[PROBLEM REQUIREMENTS]
All of the material below is to be returned exactly.

## Begin

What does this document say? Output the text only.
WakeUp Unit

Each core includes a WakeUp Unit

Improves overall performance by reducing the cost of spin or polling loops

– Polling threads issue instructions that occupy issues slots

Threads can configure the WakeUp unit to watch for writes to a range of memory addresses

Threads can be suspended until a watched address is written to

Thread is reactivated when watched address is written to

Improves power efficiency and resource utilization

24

## End

[TASK OUTPUT]
What does this document say? Output the text only.
WakeUp Unit

Each core includes a WakeUp Unit

Improves overall performance by reducing the cost of spin or polling loops

– Polling threads issue instructions that occupy issues slots

Threads can configure the WakeUp unit to watch for writes to a range of memory addresses

Threads can be suspended until a watched address is written to

Thread is reactivated when watched address is written to

Improves power efficiency and resource utilization

24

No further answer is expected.